| WHAT NEEDS TO BE DONE |
Only the number is needed: how many lines of the records include "name"?
** start of GIVEN DATA **
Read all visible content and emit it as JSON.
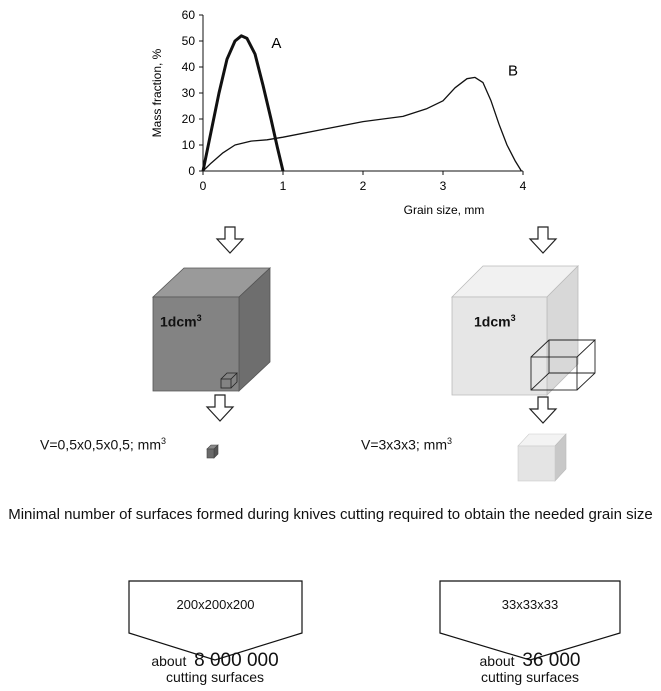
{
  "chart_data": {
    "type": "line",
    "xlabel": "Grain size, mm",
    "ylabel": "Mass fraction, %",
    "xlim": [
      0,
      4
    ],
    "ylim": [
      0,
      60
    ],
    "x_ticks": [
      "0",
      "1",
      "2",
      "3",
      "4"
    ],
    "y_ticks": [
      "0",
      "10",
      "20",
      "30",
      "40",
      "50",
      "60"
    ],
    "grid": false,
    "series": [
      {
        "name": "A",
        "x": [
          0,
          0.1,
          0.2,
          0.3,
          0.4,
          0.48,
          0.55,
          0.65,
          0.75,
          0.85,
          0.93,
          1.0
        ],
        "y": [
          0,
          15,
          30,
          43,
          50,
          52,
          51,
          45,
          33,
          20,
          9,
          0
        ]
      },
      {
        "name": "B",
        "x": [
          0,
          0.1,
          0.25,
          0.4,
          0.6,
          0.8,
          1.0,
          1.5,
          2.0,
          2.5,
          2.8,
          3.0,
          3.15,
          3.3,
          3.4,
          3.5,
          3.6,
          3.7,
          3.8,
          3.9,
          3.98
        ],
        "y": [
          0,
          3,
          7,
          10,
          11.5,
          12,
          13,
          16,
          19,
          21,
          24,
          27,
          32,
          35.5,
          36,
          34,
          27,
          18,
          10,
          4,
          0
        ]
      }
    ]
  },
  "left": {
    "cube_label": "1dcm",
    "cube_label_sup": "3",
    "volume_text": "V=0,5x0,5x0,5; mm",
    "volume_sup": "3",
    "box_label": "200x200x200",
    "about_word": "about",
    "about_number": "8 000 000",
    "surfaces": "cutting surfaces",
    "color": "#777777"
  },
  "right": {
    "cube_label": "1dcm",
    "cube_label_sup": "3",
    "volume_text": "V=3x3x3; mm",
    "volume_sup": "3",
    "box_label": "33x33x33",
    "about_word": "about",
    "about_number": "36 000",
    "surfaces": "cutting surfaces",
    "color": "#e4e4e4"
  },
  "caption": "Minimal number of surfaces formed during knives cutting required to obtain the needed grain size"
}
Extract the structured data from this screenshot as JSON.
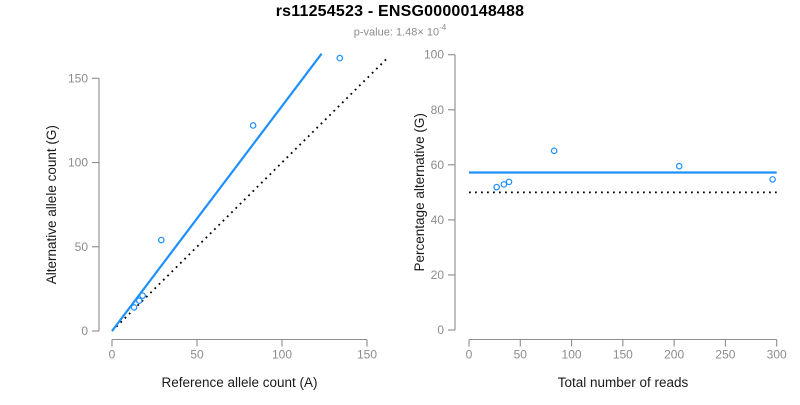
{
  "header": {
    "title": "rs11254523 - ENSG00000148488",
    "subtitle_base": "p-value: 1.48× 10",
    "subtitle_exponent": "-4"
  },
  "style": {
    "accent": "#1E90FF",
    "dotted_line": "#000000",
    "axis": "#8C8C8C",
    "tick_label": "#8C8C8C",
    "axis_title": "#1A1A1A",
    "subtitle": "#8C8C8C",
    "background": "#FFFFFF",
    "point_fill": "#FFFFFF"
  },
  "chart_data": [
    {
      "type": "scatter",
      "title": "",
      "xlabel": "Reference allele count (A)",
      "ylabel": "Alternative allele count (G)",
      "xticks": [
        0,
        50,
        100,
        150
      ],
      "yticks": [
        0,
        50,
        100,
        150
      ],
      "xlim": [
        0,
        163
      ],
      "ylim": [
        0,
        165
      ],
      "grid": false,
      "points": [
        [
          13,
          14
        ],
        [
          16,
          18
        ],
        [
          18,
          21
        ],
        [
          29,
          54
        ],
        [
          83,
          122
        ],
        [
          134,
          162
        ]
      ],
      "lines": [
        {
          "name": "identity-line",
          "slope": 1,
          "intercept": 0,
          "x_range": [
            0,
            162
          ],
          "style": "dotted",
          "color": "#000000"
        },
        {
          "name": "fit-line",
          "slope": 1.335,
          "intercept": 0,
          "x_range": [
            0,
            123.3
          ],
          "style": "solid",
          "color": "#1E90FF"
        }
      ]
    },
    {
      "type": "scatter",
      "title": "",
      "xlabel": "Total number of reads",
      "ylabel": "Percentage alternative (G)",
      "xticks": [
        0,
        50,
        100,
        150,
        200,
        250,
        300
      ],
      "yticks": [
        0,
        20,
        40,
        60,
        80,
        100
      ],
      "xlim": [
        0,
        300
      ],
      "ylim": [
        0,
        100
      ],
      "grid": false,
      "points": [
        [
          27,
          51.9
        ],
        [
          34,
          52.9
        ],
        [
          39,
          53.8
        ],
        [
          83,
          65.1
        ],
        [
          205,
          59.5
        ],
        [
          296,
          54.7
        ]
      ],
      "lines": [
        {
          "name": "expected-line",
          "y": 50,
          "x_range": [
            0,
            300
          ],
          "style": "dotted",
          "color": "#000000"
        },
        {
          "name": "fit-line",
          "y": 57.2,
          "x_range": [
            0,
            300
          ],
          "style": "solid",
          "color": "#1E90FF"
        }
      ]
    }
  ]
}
** end of GIVEN DATA **
| OUTPUT FOR THIS TASK |
6